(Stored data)
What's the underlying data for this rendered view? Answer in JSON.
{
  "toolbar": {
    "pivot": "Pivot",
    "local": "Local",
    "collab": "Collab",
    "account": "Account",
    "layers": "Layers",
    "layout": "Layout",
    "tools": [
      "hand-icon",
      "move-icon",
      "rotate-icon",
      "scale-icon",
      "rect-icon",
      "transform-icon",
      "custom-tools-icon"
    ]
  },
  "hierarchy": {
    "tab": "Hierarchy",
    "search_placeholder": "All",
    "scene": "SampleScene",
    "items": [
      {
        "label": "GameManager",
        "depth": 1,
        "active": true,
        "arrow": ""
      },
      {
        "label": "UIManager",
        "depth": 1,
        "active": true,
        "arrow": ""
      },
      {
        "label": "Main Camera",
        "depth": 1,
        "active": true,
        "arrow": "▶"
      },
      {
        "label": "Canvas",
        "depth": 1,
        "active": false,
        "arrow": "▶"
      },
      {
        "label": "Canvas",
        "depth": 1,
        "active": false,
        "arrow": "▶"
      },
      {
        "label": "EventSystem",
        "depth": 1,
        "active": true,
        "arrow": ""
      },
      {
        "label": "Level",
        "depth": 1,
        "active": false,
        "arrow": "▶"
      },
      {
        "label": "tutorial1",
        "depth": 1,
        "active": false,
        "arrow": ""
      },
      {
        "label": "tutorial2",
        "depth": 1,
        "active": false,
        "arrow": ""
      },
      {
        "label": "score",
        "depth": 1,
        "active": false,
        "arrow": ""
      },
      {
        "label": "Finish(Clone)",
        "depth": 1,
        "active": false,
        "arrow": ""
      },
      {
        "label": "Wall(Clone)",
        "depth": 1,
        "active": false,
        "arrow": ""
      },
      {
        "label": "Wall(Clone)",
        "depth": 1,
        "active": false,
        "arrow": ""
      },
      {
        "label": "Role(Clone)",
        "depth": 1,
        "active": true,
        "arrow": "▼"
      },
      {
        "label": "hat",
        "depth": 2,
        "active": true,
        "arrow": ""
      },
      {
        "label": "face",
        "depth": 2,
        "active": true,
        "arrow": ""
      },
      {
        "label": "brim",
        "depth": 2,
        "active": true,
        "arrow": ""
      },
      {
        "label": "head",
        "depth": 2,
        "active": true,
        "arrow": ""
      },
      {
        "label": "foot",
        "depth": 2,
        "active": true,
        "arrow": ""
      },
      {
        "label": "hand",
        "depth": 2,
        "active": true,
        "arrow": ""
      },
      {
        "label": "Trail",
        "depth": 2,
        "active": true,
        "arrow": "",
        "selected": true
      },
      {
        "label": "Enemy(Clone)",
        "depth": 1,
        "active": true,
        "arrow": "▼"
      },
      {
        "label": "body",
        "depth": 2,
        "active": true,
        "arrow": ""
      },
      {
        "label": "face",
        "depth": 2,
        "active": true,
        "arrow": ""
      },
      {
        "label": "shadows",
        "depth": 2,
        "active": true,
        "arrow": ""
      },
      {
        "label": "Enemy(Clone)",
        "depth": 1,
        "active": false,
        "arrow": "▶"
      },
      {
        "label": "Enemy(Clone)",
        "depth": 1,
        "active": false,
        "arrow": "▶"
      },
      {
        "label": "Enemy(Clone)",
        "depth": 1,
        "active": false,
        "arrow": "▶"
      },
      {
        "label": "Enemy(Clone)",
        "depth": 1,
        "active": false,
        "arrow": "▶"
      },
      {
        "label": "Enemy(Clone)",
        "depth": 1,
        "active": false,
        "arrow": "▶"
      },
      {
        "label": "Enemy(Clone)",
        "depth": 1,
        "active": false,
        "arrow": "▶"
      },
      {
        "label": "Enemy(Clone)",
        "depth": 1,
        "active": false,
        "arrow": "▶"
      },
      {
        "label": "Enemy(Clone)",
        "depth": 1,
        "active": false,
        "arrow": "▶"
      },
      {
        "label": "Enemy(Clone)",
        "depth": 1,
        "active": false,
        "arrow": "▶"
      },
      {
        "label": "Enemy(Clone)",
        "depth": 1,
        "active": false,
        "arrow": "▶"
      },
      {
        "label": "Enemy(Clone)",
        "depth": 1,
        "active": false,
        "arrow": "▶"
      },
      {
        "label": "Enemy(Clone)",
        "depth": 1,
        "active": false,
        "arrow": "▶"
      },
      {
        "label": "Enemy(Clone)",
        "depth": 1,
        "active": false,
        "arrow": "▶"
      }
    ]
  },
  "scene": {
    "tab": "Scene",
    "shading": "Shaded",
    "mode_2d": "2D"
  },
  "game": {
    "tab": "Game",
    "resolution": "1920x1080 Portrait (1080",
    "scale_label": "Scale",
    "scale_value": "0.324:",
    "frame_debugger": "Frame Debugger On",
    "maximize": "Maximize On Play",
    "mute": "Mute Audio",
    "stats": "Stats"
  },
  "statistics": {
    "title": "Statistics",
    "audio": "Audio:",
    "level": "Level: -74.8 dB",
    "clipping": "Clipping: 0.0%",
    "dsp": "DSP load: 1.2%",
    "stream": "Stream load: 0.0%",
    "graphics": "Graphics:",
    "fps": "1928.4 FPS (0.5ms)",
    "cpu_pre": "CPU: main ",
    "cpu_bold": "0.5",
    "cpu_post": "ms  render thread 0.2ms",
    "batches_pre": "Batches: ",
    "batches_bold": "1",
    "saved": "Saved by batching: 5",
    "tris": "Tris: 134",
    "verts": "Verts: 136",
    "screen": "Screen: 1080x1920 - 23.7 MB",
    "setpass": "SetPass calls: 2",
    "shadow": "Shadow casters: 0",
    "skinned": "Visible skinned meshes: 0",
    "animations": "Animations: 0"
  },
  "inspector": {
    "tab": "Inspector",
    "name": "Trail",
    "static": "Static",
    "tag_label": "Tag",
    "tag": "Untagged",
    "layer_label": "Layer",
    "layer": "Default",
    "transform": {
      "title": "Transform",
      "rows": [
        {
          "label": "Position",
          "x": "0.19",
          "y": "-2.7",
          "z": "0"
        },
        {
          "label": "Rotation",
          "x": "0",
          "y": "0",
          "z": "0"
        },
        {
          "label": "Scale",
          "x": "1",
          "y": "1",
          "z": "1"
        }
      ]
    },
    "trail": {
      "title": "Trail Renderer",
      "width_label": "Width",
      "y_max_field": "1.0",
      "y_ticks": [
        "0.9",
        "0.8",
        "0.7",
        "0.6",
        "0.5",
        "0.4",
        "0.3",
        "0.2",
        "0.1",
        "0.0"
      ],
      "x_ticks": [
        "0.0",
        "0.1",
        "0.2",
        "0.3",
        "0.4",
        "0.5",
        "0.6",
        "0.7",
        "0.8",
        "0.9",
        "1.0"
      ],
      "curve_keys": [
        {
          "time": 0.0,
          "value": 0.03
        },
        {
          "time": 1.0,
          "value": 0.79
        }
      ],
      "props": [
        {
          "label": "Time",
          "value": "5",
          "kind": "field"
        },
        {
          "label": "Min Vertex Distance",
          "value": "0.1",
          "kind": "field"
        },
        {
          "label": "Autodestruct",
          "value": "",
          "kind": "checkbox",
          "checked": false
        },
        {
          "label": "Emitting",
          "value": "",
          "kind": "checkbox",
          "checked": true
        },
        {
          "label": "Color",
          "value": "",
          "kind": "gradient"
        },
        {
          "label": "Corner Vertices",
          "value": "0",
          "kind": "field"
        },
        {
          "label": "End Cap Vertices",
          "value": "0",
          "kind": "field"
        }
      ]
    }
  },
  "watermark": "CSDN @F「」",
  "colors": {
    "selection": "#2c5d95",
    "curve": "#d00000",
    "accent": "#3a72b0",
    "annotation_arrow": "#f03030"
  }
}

Goal of the exercise: Faithfully transcribe the whole of the data.

Completed task:
What's the underlying data for this rendered view? Answer in JSON.
{
  "toolbar": {
    "pivot": "Pivot",
    "local": "Local",
    "collab": "Collab",
    "account": "Account",
    "layers": "Layers",
    "layout": "Layout",
    "tools": [
      "hand-icon",
      "move-icon",
      "rotate-icon",
      "scale-icon",
      "rect-icon",
      "transform-icon",
      "custom-tools-icon"
    ]
  },
  "hierarchy": {
    "tab": "Hierarchy",
    "search_placeholder": "All",
    "scene": "SampleScene",
    "items": [
      {
        "label": "GameManager",
        "depth": 1,
        "active": true,
        "arrow": ""
      },
      {
        "label": "UIManager",
        "depth": 1,
        "active": true,
        "arrow": ""
      },
      {
        "label": "Main Camera",
        "depth": 1,
        "active": true,
        "arrow": "▶"
      },
      {
        "label": "Canvas",
        "depth": 1,
        "active": false,
        "arrow": "▶"
      },
      {
        "label": "Canvas",
        "depth": 1,
        "active": false,
        "arrow": "▶"
      },
      {
        "label": "EventSystem",
        "depth": 1,
        "active": true,
        "arrow": ""
      },
      {
        "label": "Level",
        "depth": 1,
        "active": false,
        "arrow": "▶"
      },
      {
        "label": "tutorial1",
        "depth": 1,
        "active": false,
        "arrow": ""
      },
      {
        "label": "tutorial2",
        "depth": 1,
        "active": false,
        "arrow": ""
      },
      {
        "label": "score",
        "depth": 1,
        "active": false,
        "arrow": ""
      },
      {
        "label": "Finish(Clone)",
        "depth": 1,
        "active": false,
        "arrow": ""
      },
      {
        "label": "Wall(Clone)",
        "depth": 1,
        "active": false,
        "arrow": ""
      },
      {
        "label": "Wall(Clone)",
        "depth": 1,
        "active": false,
        "arrow": ""
      },
      {
        "label": "Role(Clone)",
        "depth": 1,
        "active": true,
        "arrow": "▼"
      },
      {
        "label": "hat",
        "depth": 2,
        "active": true,
        "arrow": ""
      },
      {
        "label": "face",
        "depth": 2,
        "active": true,
        "arrow": ""
      },
      {
        "label": "brim",
        "depth": 2,
        "active": true,
        "arrow": ""
      },
      {
        "label": "head",
        "depth": 2,
        "active": true,
        "arrow": ""
      },
      {
        "label": "foot",
        "depth": 2,
        "active": true,
        "arrow": ""
      },
      {
        "label": "hand",
        "depth": 2,
        "active": true,
        "arrow": ""
      },
      {
        "label": "Trail",
        "depth": 2,
        "active": true,
        "arrow": "",
        "selected": true
      },
      {
        "label": "Enemy(Clone)",
        "depth": 1,
        "active": true,
        "arrow": "▼"
      },
      {
        "label": "body",
        "depth": 2,
        "active": true,
        "arrow": ""
      },
      {
        "label": "face",
        "depth": 2,
        "active": true,
        "arrow": ""
      },
      {
        "label": "shadows",
        "depth": 2,
        "active": true,
        "arrow": ""
      },
      {
        "label": "Enemy(Clone)",
        "depth": 1,
        "active": false,
        "arrow": "▶"
      },
      {
        "label": "Enemy(Clone)",
        "depth": 1,
        "active": false,
        "arrow": "▶"
      },
      {
        "label": "Enemy(Clone)",
        "depth": 1,
        "active": false,
        "arrow": "▶"
      },
      {
        "label": "Enemy(Clone)",
        "depth": 1,
        "active": false,
        "arrow": "▶"
      },
      {
        "label": "Enemy(Clone)",
        "depth": 1,
        "active": false,
        "arrow": "▶"
      },
      {
        "label": "Enemy(Clone)",
        "depth": 1,
        "active": false,
        "arrow": "▶"
      },
      {
        "label": "Enemy(Clone)",
        "depth": 1,
        "active": false,
        "arrow": "▶"
      },
      {
        "label": "Enemy(Clone)",
        "depth": 1,
        "active": false,
        "arrow": "▶"
      },
      {
        "label": "Enemy(Clone)",
        "depth": 1,
        "active": false,
        "arrow": "▶"
      },
      {
        "label": "Enemy(Clone)",
        "depth": 1,
        "active": false,
        "arrow": "▶"
      },
      {
        "label": "Enemy(Clone)",
        "depth": 1,
        "active": false,
        "arrow": "▶"
      },
      {
        "label": "Enemy(Clone)",
        "depth": 1,
        "active": false,
        "arrow": "▶"
      },
      {
        "label": "Enemy(Clone)",
        "depth": 1,
        "active": false,
        "arrow": "▶"
      }
    ]
  },
  "scene": {
    "tab": "Scene",
    "shading": "Shaded",
    "mode_2d": "2D"
  },
  "game": {
    "tab": "Game",
    "resolution": "1920x1080 Portrait (1080",
    "scale_label": "Scale",
    "scale_value": "0.324:",
    "frame_debugger": "Frame Debugger On",
    "maximize": "Maximize On Play",
    "mute": "Mute Audio",
    "stats": "Stats"
  },
  "statistics": {
    "title": "Statistics",
    "audio": "Audio:",
    "level": "Level: -74.8 dB",
    "clipping": "Clipping: 0.0%",
    "dsp": "DSP load: 1.2%",
    "stream": "Stream load: 0.0%",
    "graphics": "Graphics:",
    "fps": "1928.4 FPS (0.5ms)",
    "cpu_pre": "CPU: main ",
    "cpu_bold": "0.5",
    "cpu_post": "ms  render thread 0.2ms",
    "batches_pre": "Batches: ",
    "batches_bold": "1",
    "saved": "Saved by batching: 5",
    "tris": "Tris: 134",
    "verts": "Verts: 136",
    "screen": "Screen: 1080x1920 - 23.7 MB",
    "setpass": "SetPass calls: 2",
    "shadow": "Shadow casters: 0",
    "skinned": "Visible skinned meshes: 0",
    "animations": "Animations: 0"
  },
  "inspector": {
    "tab": "Inspector",
    "name": "Trail",
    "static": "Static",
    "tag_label": "Tag",
    "tag": "Untagged",
    "layer_label": "Layer",
    "layer": "Default",
    "transform": {
      "title": "Transform",
      "rows": [
        {
          "label": "Position",
          "x": "0.19",
          "y": "-2.7",
          "z": "0"
        },
        {
          "label": "Rotation",
          "x": "0",
          "y": "0",
          "z": "0"
        },
        {
          "label": "Scale",
          "x": "1",
          "y": "1",
          "z": "1"
        }
      ]
    },
    "trail": {
      "title": "Trail Renderer",
      "width_label": "Width",
      "y_max_field": "1.0",
      "y_ticks": [
        "0.9",
        "0.8",
        "0.7",
        "0.6",
        "0.5",
        "0.4",
        "0.3",
        "0.2",
        "0.1",
        "0.0"
      ],
      "x_ticks": [
        "0.0",
        "0.1",
        "0.2",
        "0.3",
        "0.4",
        "0.5",
        "0.6",
        "0.7",
        "0.8",
        "0.9",
        "1.0"
      ],
      "curve_keys": [
        {
          "time": 0.0,
          "value": 0.03
        },
        {
          "time": 1.0,
          "value": 0.79
        }
      ],
      "props": [
        {
          "label": "Time",
          "value": "5",
          "kind": "field"
        },
        {
          "label": "Min Vertex Distance",
          "value": "0.1",
          "kind": "field"
        },
        {
          "label": "Autodestruct",
          "value": "",
          "kind": "checkbox",
          "checked": false
        },
        {
          "label": "Emitting",
          "value": "",
          "kind": "checkbox",
          "checked": true
        },
        {
          "label": "Color",
          "value": "",
          "kind": "gradient"
        },
        {
          "label": "Corner Vertices",
          "value": "0",
          "kind": "field"
        },
        {
          "label": "End Cap Vertices",
          "value": "0",
          "kind": "field"
        }
      ]
    }
  },
  "watermark": "CSDN @F「」",
  "colors": {
    "selection": "#2c5d95",
    "curve": "#d00000",
    "accent": "#3a72b0",
    "annotation_arrow": "#f03030"
  }
}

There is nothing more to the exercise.